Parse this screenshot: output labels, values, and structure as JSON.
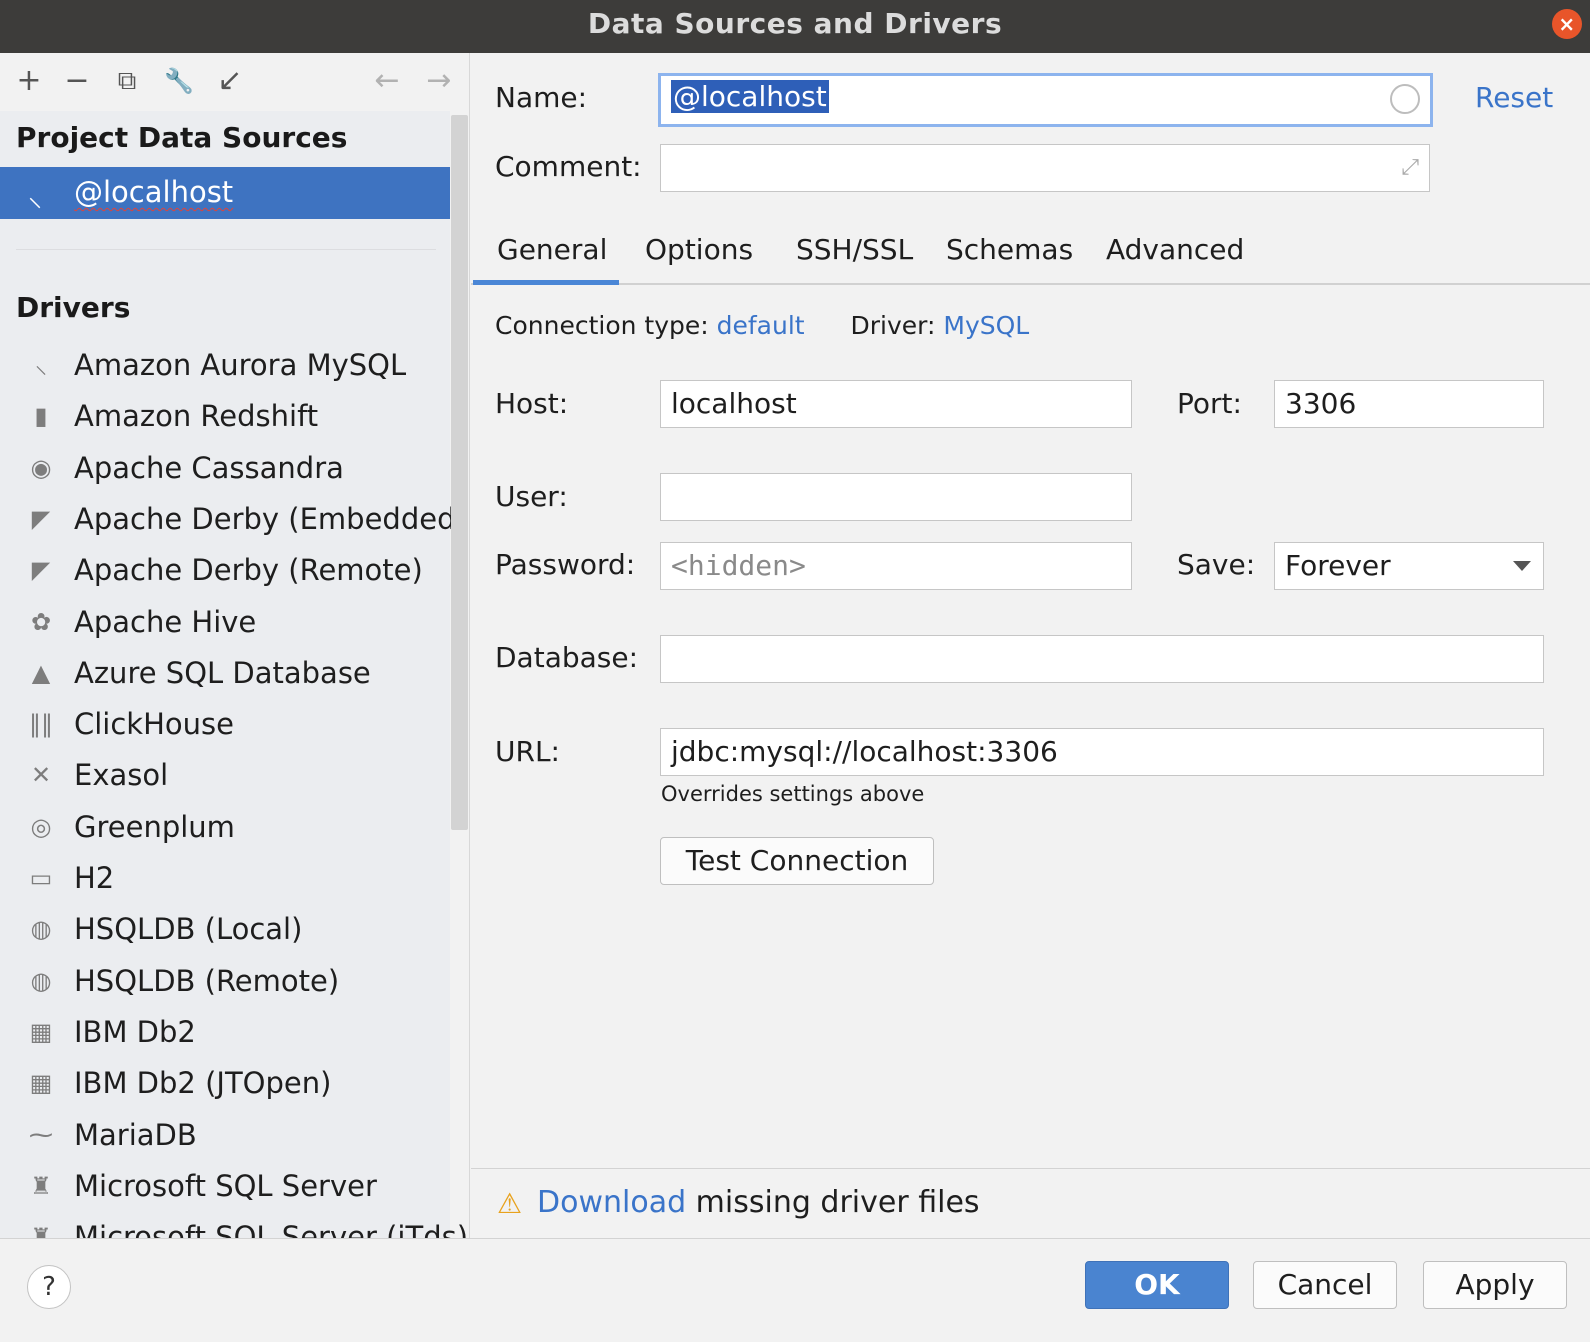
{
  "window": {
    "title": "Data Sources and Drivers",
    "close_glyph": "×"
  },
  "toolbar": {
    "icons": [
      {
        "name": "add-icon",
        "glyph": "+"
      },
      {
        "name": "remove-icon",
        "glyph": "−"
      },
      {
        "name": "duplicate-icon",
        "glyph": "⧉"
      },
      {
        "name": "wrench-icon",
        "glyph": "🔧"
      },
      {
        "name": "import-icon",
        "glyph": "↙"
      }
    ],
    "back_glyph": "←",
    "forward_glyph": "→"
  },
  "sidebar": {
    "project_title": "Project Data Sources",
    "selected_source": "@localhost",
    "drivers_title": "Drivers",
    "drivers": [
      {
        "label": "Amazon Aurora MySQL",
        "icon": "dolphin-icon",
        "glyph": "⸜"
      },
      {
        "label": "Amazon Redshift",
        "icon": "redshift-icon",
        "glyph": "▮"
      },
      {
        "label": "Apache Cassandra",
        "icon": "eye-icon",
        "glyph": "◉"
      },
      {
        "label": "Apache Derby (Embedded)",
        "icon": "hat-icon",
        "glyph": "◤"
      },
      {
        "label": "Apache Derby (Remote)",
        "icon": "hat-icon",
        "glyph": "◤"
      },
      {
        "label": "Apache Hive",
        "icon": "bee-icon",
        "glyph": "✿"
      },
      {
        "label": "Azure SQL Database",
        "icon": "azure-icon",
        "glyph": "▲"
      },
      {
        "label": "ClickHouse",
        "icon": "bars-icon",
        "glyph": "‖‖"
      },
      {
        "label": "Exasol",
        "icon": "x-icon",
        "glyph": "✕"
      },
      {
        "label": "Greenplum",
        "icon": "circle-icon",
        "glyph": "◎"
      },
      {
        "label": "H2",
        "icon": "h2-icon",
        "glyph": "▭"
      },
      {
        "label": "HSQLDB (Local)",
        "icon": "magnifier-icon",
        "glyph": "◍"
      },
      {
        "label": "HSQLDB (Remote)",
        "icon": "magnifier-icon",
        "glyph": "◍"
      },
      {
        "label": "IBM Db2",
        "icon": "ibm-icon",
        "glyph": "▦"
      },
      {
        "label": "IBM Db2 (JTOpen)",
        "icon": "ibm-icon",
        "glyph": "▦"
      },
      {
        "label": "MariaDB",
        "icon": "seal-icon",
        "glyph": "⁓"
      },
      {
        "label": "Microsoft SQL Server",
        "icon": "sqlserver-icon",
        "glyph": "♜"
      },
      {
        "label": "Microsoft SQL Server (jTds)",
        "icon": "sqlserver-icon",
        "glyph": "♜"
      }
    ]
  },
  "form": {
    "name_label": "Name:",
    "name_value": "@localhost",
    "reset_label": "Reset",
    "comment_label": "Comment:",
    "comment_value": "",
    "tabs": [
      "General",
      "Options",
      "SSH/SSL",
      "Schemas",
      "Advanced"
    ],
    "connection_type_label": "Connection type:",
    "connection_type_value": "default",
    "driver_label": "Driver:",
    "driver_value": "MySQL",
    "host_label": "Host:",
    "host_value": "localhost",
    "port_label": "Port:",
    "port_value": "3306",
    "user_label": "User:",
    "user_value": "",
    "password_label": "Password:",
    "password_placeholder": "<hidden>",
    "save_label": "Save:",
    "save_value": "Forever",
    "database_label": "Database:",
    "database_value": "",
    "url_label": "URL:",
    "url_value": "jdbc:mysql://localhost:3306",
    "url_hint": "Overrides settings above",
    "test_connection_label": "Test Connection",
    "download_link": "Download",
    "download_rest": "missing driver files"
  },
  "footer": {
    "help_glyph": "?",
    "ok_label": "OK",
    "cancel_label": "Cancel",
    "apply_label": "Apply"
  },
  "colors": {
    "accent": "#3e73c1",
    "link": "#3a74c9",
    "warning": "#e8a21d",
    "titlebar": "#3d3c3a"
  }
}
★ ★ ★ ★
§ WHAT THIS TASK INVOLVES:
Transcribe each entry precisely as given, leaving the pictures out.

§ THE ANSWER:
Parse this screenshot: output labels, values, and structure as JSON.
{
  "window": {
    "title": "Data Sources and Drivers",
    "close_glyph": "×"
  },
  "toolbar": {
    "icons": [
      {
        "name": "add-icon",
        "glyph": "+"
      },
      {
        "name": "remove-icon",
        "glyph": "−"
      },
      {
        "name": "duplicate-icon",
        "glyph": "⧉"
      },
      {
        "name": "wrench-icon",
        "glyph": "🔧"
      },
      {
        "name": "import-icon",
        "glyph": "↙"
      }
    ],
    "back_glyph": "←",
    "forward_glyph": "→"
  },
  "sidebar": {
    "project_title": "Project Data Sources",
    "selected_source": "@localhost",
    "drivers_title": "Drivers",
    "drivers": [
      {
        "label": "Amazon Aurora MySQL",
        "icon": "dolphin-icon",
        "glyph": "⸜"
      },
      {
        "label": "Amazon Redshift",
        "icon": "redshift-icon",
        "glyph": "▮"
      },
      {
        "label": "Apache Cassandra",
        "icon": "eye-icon",
        "glyph": "◉"
      },
      {
        "label": "Apache Derby (Embedded)",
        "icon": "hat-icon",
        "glyph": "◤"
      },
      {
        "label": "Apache Derby (Remote)",
        "icon": "hat-icon",
        "glyph": "◤"
      },
      {
        "label": "Apache Hive",
        "icon": "bee-icon",
        "glyph": "✿"
      },
      {
        "label": "Azure SQL Database",
        "icon": "azure-icon",
        "glyph": "▲"
      },
      {
        "label": "ClickHouse",
        "icon": "bars-icon",
        "glyph": "‖‖"
      },
      {
        "label": "Exasol",
        "icon": "x-icon",
        "glyph": "✕"
      },
      {
        "label": "Greenplum",
        "icon": "circle-icon",
        "glyph": "◎"
      },
      {
        "label": "H2",
        "icon": "h2-icon",
        "glyph": "▭"
      },
      {
        "label": "HSQLDB (Local)",
        "icon": "magnifier-icon",
        "glyph": "◍"
      },
      {
        "label": "HSQLDB (Remote)",
        "icon": "magnifier-icon",
        "glyph": "◍"
      },
      {
        "label": "IBM Db2",
        "icon": "ibm-icon",
        "glyph": "▦"
      },
      {
        "label": "IBM Db2 (JTOpen)",
        "icon": "ibm-icon",
        "glyph": "▦"
      },
      {
        "label": "MariaDB",
        "icon": "seal-icon",
        "glyph": "⁓"
      },
      {
        "label": "Microsoft SQL Server",
        "icon": "sqlserver-icon",
        "glyph": "♜"
      },
      {
        "label": "Microsoft SQL Server (jTds)",
        "icon": "sqlserver-icon",
        "glyph": "♜"
      }
    ]
  },
  "form": {
    "name_label": "Name:",
    "name_value": "@localhost",
    "reset_label": "Reset",
    "comment_label": "Comment:",
    "comment_value": "",
    "tabs": [
      "General",
      "Options",
      "SSH/SSL",
      "Schemas",
      "Advanced"
    ],
    "connection_type_label": "Connection type:",
    "connection_type_value": "default",
    "driver_label": "Driver:",
    "driver_value": "MySQL",
    "host_label": "Host:",
    "host_value": "localhost",
    "port_label": "Port:",
    "port_value": "3306",
    "user_label": "User:",
    "user_value": "",
    "password_label": "Password:",
    "password_placeholder": "<hidden>",
    "save_label": "Save:",
    "save_value": "Forever",
    "database_label": "Database:",
    "database_value": "",
    "url_label": "URL:",
    "url_value": "jdbc:mysql://localhost:3306",
    "url_hint": "Overrides settings above",
    "test_connection_label": "Test Connection",
    "download_link": "Download",
    "download_rest": "missing driver files"
  },
  "footer": {
    "help_glyph": "?",
    "ok_label": "OK",
    "cancel_label": "Cancel",
    "apply_label": "Apply"
  },
  "colors": {
    "accent": "#3e73c1",
    "link": "#3a74c9",
    "warning": "#e8a21d",
    "titlebar": "#3d3c3a"
  }
}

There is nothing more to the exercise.